Work required
Copy only those lines which run from the line containing "Read all visible content and emit it as JSON." to the end of the entries below, both inclusive, exactly as written and with no pictures.

+--

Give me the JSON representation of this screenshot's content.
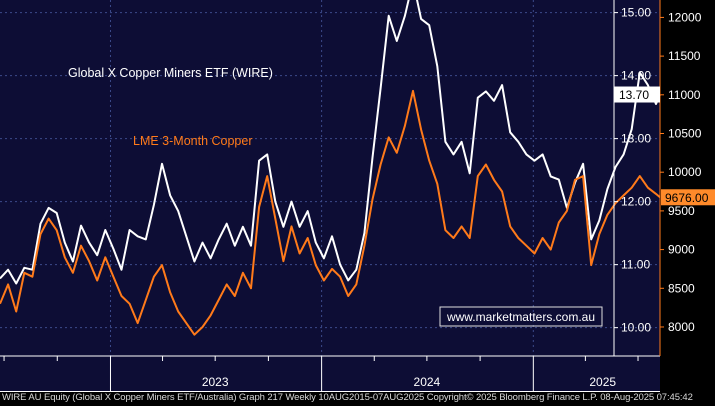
{
  "colors": {
    "background": "#0d0d35",
    "grid": "#3c4a8a",
    "axis_frame": "#ffffff",
    "wire_series": "#ffffff",
    "copper_series": "#ff7a1a",
    "label_box_bg": "#ffffff",
    "copper_label_box_bg": "#ff8a2a",
    "watermark_text": "#ffffff",
    "watermark_border": "#e0e0e0"
  },
  "chart_data": {
    "type": "line",
    "title": "",
    "xlabel": "",
    "ylabel": "",
    "x_tick_labels": [
      "2023",
      "2024",
      "2025"
    ],
    "y_left_ticks": [
      "10.00",
      "11.00",
      "12.00",
      "13.00",
      "14.00",
      "15.00"
    ],
    "y_left_lim": [
      9.55,
      15.2
    ],
    "y_right_ticks": [
      "8000",
      "8500",
      "9000",
      "9500",
      "10000",
      "10500",
      "11000",
      "11500",
      "12000"
    ],
    "y_right_lim": [
      7625,
      12225
    ],
    "x_lim": [
      "2022-06-24",
      "2025-08-08"
    ],
    "grid": true,
    "series": [
      {
        "name": "Global X Copper Miners ETF (WIRE)",
        "axis": "left",
        "color": "#ffffff",
        "last_value_label": "13.70",
        "points": [
          [
            "2022-06-24",
            10.78
          ],
          [
            "2022-07-08",
            10.92
          ],
          [
            "2022-07-22",
            10.7
          ],
          [
            "2022-08-05",
            10.95
          ],
          [
            "2022-08-19",
            10.92
          ],
          [
            "2022-09-02",
            11.65
          ],
          [
            "2022-09-16",
            11.9
          ],
          [
            "2022-09-30",
            11.82
          ],
          [
            "2022-10-14",
            11.35
          ],
          [
            "2022-10-28",
            11.05
          ],
          [
            "2022-11-11",
            11.62
          ],
          [
            "2022-11-25",
            11.35
          ],
          [
            "2022-12-09",
            11.15
          ],
          [
            "2022-12-23",
            11.55
          ],
          [
            "2023-01-06",
            11.25
          ],
          [
            "2023-01-20",
            10.92
          ],
          [
            "2023-02-03",
            11.55
          ],
          [
            "2023-02-17",
            11.45
          ],
          [
            "2023-03-03",
            11.4
          ],
          [
            "2023-03-17",
            11.95
          ],
          [
            "2023-03-31",
            12.6
          ],
          [
            "2023-04-14",
            12.1
          ],
          [
            "2023-04-28",
            11.85
          ],
          [
            "2023-05-12",
            11.45
          ],
          [
            "2023-05-26",
            11.05
          ],
          [
            "2023-06-09",
            11.35
          ],
          [
            "2023-06-23",
            11.1
          ],
          [
            "2023-07-07",
            11.4
          ],
          [
            "2023-07-21",
            11.65
          ],
          [
            "2023-08-04",
            11.3
          ],
          [
            "2023-08-18",
            11.6
          ],
          [
            "2023-09-01",
            11.3
          ],
          [
            "2023-09-15",
            12.65
          ],
          [
            "2023-09-29",
            12.75
          ],
          [
            "2023-10-13",
            12.0
          ],
          [
            "2023-10-27",
            11.6
          ],
          [
            "2023-11-10",
            12.0
          ],
          [
            "2023-11-24",
            11.6
          ],
          [
            "2023-12-08",
            11.85
          ],
          [
            "2023-12-22",
            11.35
          ],
          [
            "2024-01-05",
            11.1
          ],
          [
            "2024-01-19",
            11.45
          ],
          [
            "2024-02-02",
            11.0
          ],
          [
            "2024-02-16",
            10.75
          ],
          [
            "2024-03-01",
            10.92
          ],
          [
            "2024-03-15",
            11.5
          ],
          [
            "2024-03-29",
            12.7
          ],
          [
            "2024-04-12",
            13.8
          ],
          [
            "2024-04-26",
            14.95
          ],
          [
            "2024-05-10",
            14.55
          ],
          [
            "2024-05-24",
            14.95
          ],
          [
            "2024-06-07",
            15.5
          ],
          [
            "2024-06-21",
            14.9
          ],
          [
            "2024-07-05",
            14.8
          ],
          [
            "2024-07-19",
            14.15
          ],
          [
            "2024-08-02",
            12.95
          ],
          [
            "2024-08-16",
            12.75
          ],
          [
            "2024-08-30",
            12.95
          ],
          [
            "2024-09-13",
            12.45
          ],
          [
            "2024-09-27",
            13.65
          ],
          [
            "2024-10-11",
            13.75
          ],
          [
            "2024-10-25",
            13.6
          ],
          [
            "2024-11-08",
            13.85
          ],
          [
            "2024-11-22",
            13.1
          ],
          [
            "2024-12-06",
            12.95
          ],
          [
            "2024-12-20",
            12.75
          ],
          [
            "2025-01-03",
            12.65
          ],
          [
            "2025-01-17",
            12.75
          ],
          [
            "2025-01-31",
            12.4
          ],
          [
            "2025-02-14",
            12.35
          ],
          [
            "2025-02-28",
            11.9
          ],
          [
            "2025-03-14",
            12.3
          ],
          [
            "2025-03-28",
            12.6
          ],
          [
            "2025-04-11",
            11.4
          ],
          [
            "2025-04-25",
            11.7
          ],
          [
            "2025-05-09",
            12.2
          ],
          [
            "2025-05-23",
            12.55
          ],
          [
            "2025-06-06",
            12.75
          ],
          [
            "2025-06-20",
            13.15
          ],
          [
            "2025-07-04",
            14.05
          ],
          [
            "2025-07-18",
            13.85
          ],
          [
            "2025-08-01",
            13.55
          ],
          [
            "2025-08-08",
            13.7
          ]
        ]
      },
      {
        "name": "LME 3-Month Copper",
        "axis": "right",
        "color": "#ff7a1a",
        "last_value_label": "9676.00",
        "points": [
          [
            "2022-06-24",
            8300
          ],
          [
            "2022-07-08",
            8550
          ],
          [
            "2022-07-22",
            8200
          ],
          [
            "2022-08-05",
            8700
          ],
          [
            "2022-08-19",
            8650
          ],
          [
            "2022-09-02",
            9200
          ],
          [
            "2022-09-16",
            9400
          ],
          [
            "2022-09-30",
            9250
          ],
          [
            "2022-10-14",
            8900
          ],
          [
            "2022-10-28",
            8700
          ],
          [
            "2022-11-11",
            9050
          ],
          [
            "2022-11-25",
            8850
          ],
          [
            "2022-12-09",
            8600
          ],
          [
            "2022-12-23",
            8900
          ],
          [
            "2023-01-06",
            8650
          ],
          [
            "2023-01-20",
            8400
          ],
          [
            "2023-02-03",
            8300
          ],
          [
            "2023-02-17",
            8050
          ],
          [
            "2023-03-03",
            8350
          ],
          [
            "2023-03-17",
            8650
          ],
          [
            "2023-03-31",
            8800
          ],
          [
            "2023-04-14",
            8450
          ],
          [
            "2023-04-28",
            8200
          ],
          [
            "2023-05-12",
            8050
          ],
          [
            "2023-05-26",
            7900
          ],
          [
            "2023-06-09",
            8000
          ],
          [
            "2023-06-23",
            8150
          ],
          [
            "2023-07-07",
            8350
          ],
          [
            "2023-07-21",
            8550
          ],
          [
            "2023-08-04",
            8400
          ],
          [
            "2023-08-18",
            8700
          ],
          [
            "2023-09-01",
            8500
          ],
          [
            "2023-09-15",
            9550
          ],
          [
            "2023-09-29",
            9950
          ],
          [
            "2023-10-13",
            9400
          ],
          [
            "2023-10-27",
            8850
          ],
          [
            "2023-11-10",
            9300
          ],
          [
            "2023-11-24",
            8950
          ],
          [
            "2023-12-08",
            9150
          ],
          [
            "2023-12-22",
            8800
          ],
          [
            "2024-01-05",
            8600
          ],
          [
            "2024-01-19",
            8750
          ],
          [
            "2024-02-02",
            8650
          ],
          [
            "2024-02-16",
            8400
          ],
          [
            "2024-03-01",
            8550
          ],
          [
            "2024-03-15",
            9050
          ],
          [
            "2024-03-29",
            9650
          ],
          [
            "2024-04-12",
            10100
          ],
          [
            "2024-04-26",
            10450
          ],
          [
            "2024-05-10",
            10250
          ],
          [
            "2024-05-24",
            10600
          ],
          [
            "2024-06-07",
            11050
          ],
          [
            "2024-06-21",
            10550
          ],
          [
            "2024-07-05",
            10150
          ],
          [
            "2024-07-19",
            9850
          ],
          [
            "2024-08-02",
            9250
          ],
          [
            "2024-08-16",
            9150
          ],
          [
            "2024-08-30",
            9300
          ],
          [
            "2024-09-13",
            9150
          ],
          [
            "2024-09-27",
            9950
          ],
          [
            "2024-10-11",
            10100
          ],
          [
            "2024-10-25",
            9900
          ],
          [
            "2024-11-08",
            9750
          ],
          [
            "2024-11-22",
            9300
          ],
          [
            "2024-12-06",
            9150
          ],
          [
            "2024-12-20",
            9050
          ],
          [
            "2025-01-03",
            8950
          ],
          [
            "2025-01-17",
            9150
          ],
          [
            "2025-01-31",
            9000
          ],
          [
            "2025-02-14",
            9350
          ],
          [
            "2025-02-28",
            9500
          ],
          [
            "2025-03-14",
            9900
          ],
          [
            "2025-03-28",
            9950
          ],
          [
            "2025-04-11",
            8800
          ],
          [
            "2025-04-25",
            9200
          ],
          [
            "2025-05-09",
            9450
          ],
          [
            "2025-05-23",
            9600
          ],
          [
            "2025-06-06",
            9700
          ],
          [
            "2025-06-20",
            9800
          ],
          [
            "2025-07-04",
            9950
          ],
          [
            "2025-07-18",
            9800
          ],
          [
            "2025-08-01",
            9720
          ],
          [
            "2025-08-08",
            9676
          ]
        ]
      }
    ]
  },
  "annotations": {
    "wire_legend": "Global X Copper Miners ETF (WIRE)",
    "copper_legend": "LME 3-Month Copper",
    "watermark": "www.marketmatters.com.au"
  },
  "footer": {
    "text": "WIRE AU Equity (Global X Copper Miners ETF/Australia) Graph 217  Weekly 10AUG2015-07AUG2025  Copyright© 2025 Bloomberg Finance L.P.   08-Aug-2025 07:45:42"
  }
}
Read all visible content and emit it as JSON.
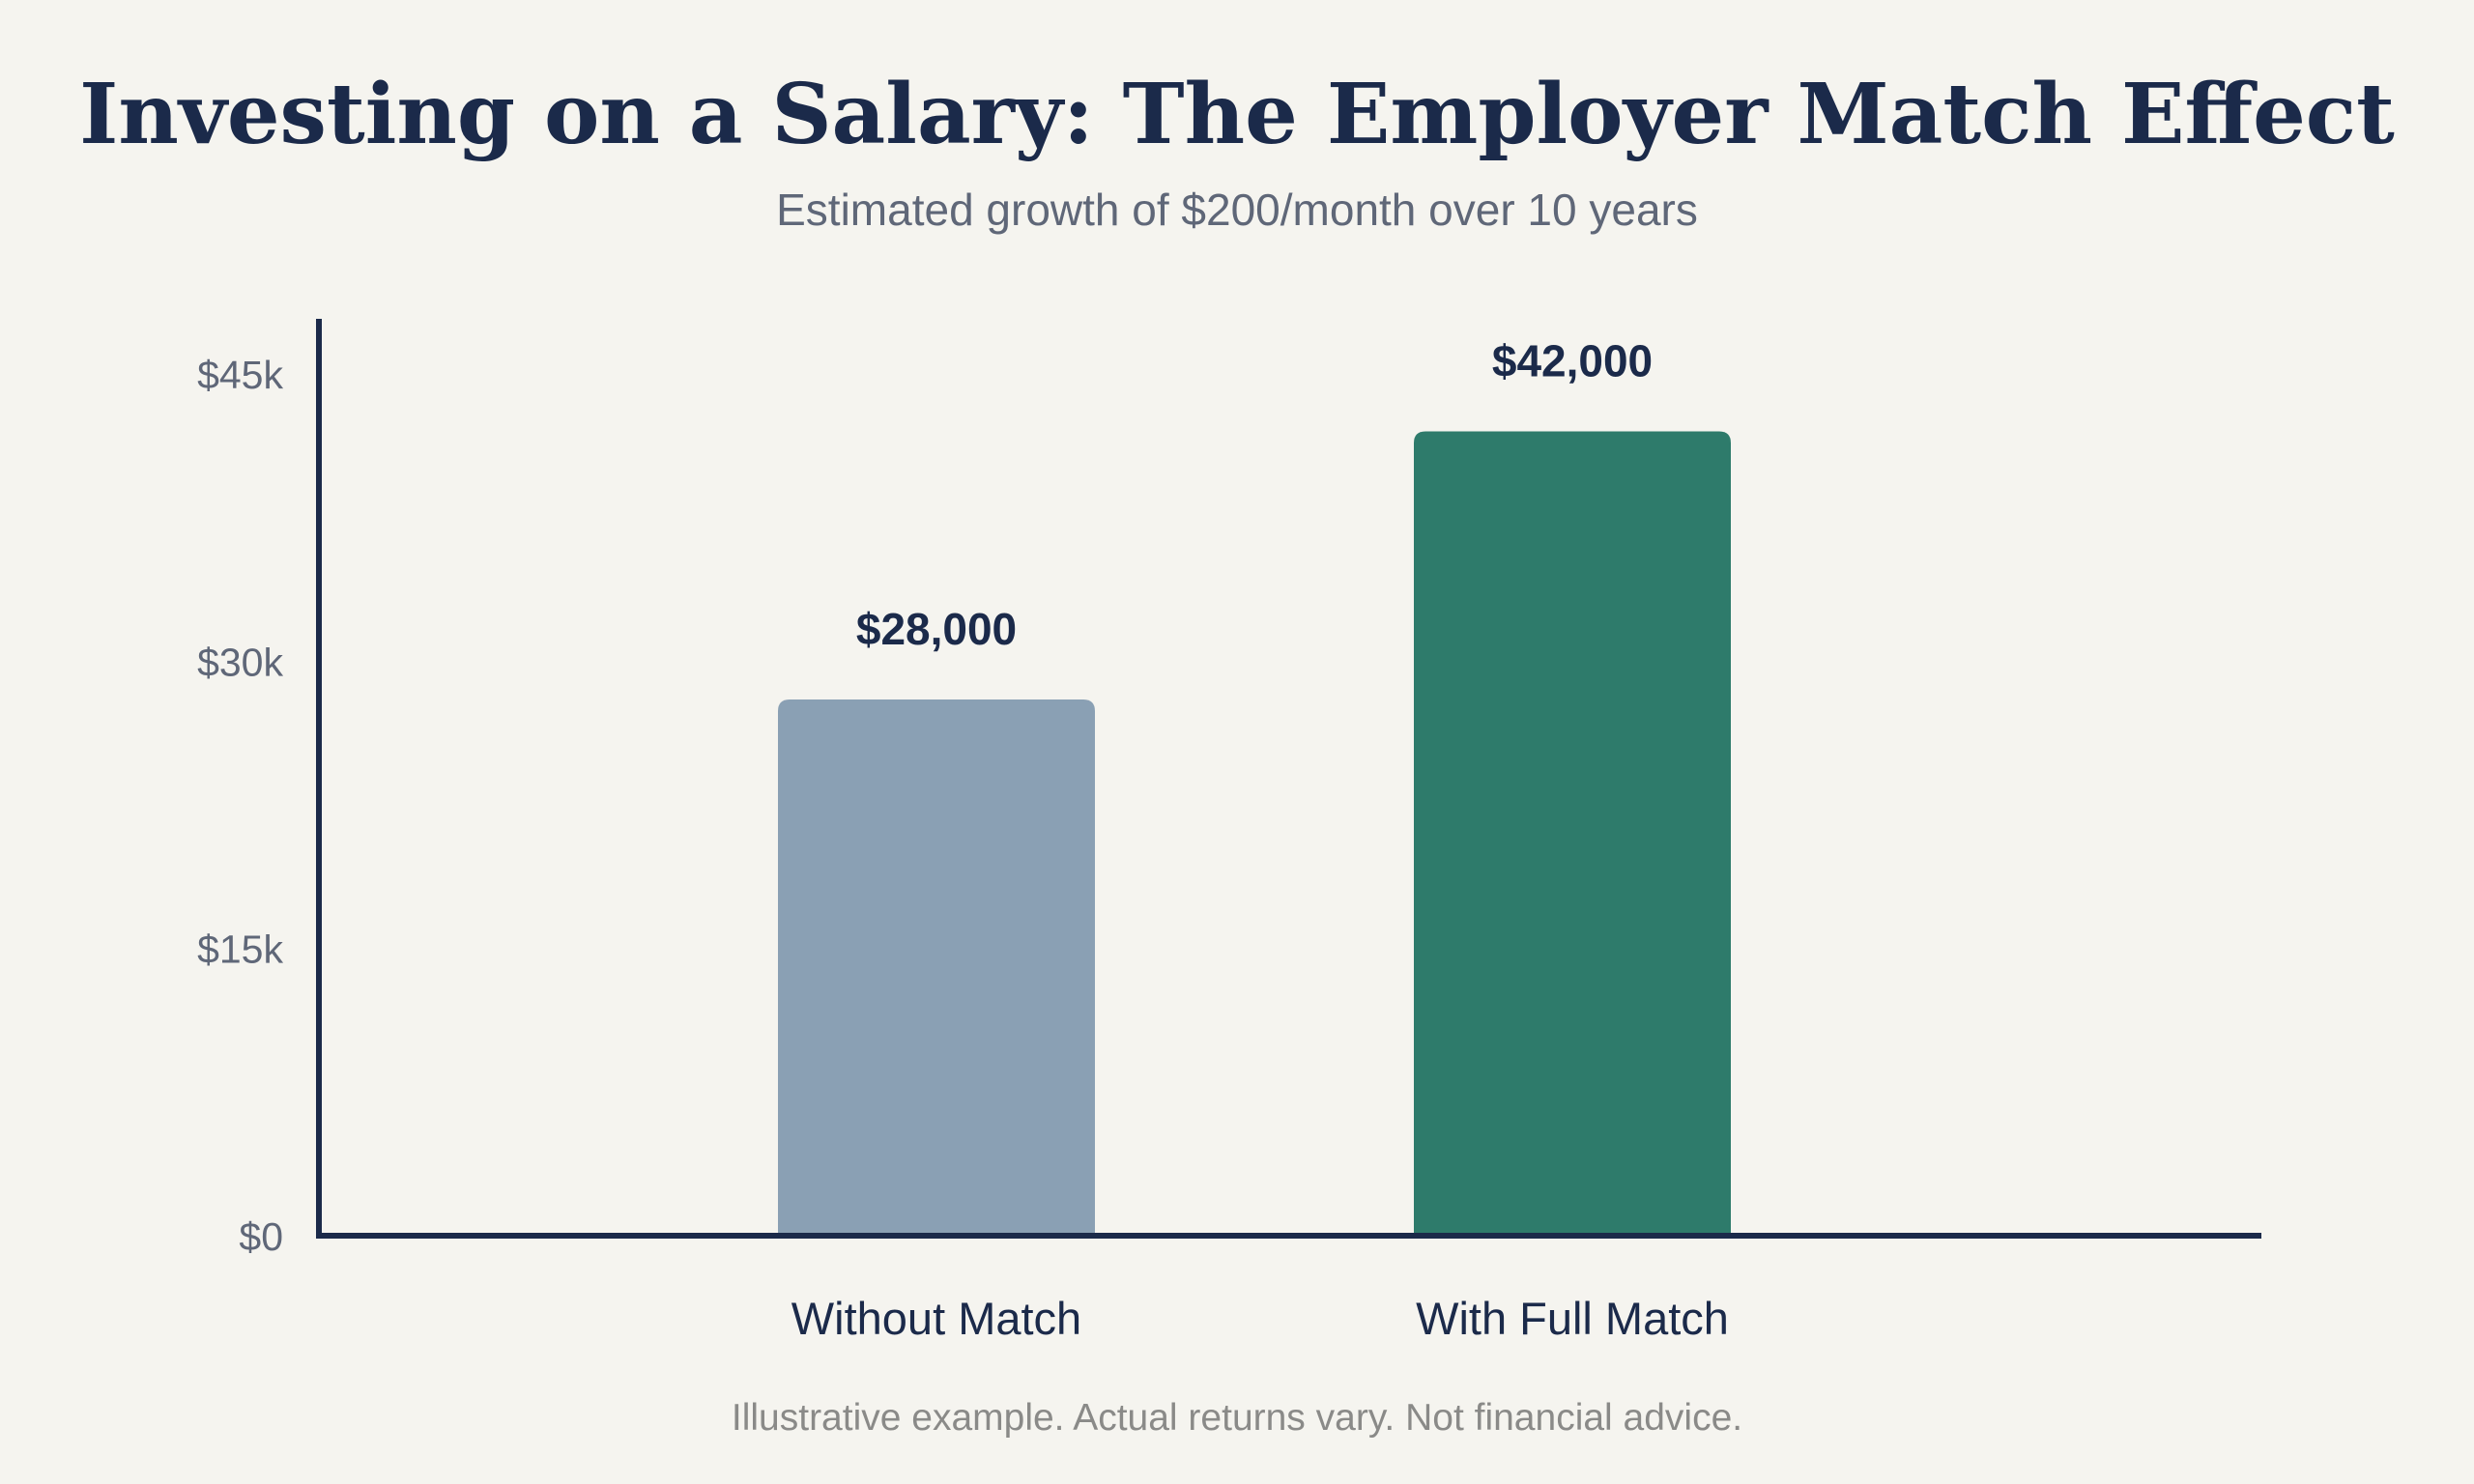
{
  "chart_data": {
    "type": "bar",
    "title": "Investing on a Salary: The Employer Match Effect",
    "subtitle": "Estimated growth of $200/month over 10 years",
    "categories": [
      "Without Match",
      "With Full Match"
    ],
    "values": [
      28000,
      42000
    ],
    "value_labels": [
      "$28,000",
      "$42,000"
    ],
    "bar_colors": [
      "#8aa0b4",
      "#2e7b6b"
    ],
    "ylim": [
      0,
      45000
    ],
    "yticks": [
      0,
      15000,
      30000,
      45000
    ],
    "ytick_labels": [
      "$0",
      "$15k",
      "$30k",
      "$45k"
    ],
    "xlabel": "",
    "ylabel": "",
    "grid": false,
    "footnote": "Illustrative example. Actual returns vary. Not financial advice."
  },
  "colors": {
    "background": "#f5f4ef",
    "axis": "#1b2a4a",
    "text_primary": "#1b2a4a",
    "text_secondary": "#5f6778",
    "footnote": "#8a8a88"
  }
}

+--

Solution for this task
Read all visible content and emit it as JSON.
{
  "chart_data": {
    "type": "bar",
    "title": "Investing on a Salary: The Employer Match Effect",
    "subtitle": "Estimated growth of $200/month over 10 years",
    "categories": [
      "Without Match",
      "With Full Match"
    ],
    "values": [
      28000,
      42000
    ],
    "value_labels": [
      "$28,000",
      "$42,000"
    ],
    "bar_colors": [
      "#8aa0b4",
      "#2e7b6b"
    ],
    "ylim": [
      0,
      45000
    ],
    "yticks": [
      0,
      15000,
      30000,
      45000
    ],
    "ytick_labels": [
      "$0",
      "$15k",
      "$30k",
      "$45k"
    ],
    "xlabel": "",
    "ylabel": "",
    "grid": false,
    "footnote": "Illustrative example. Actual returns vary. Not financial advice."
  },
  "colors": {
    "background": "#f5f4ef",
    "axis": "#1b2a4a",
    "text_primary": "#1b2a4a",
    "text_secondary": "#5f6778",
    "footnote": "#8a8a88"
  }
}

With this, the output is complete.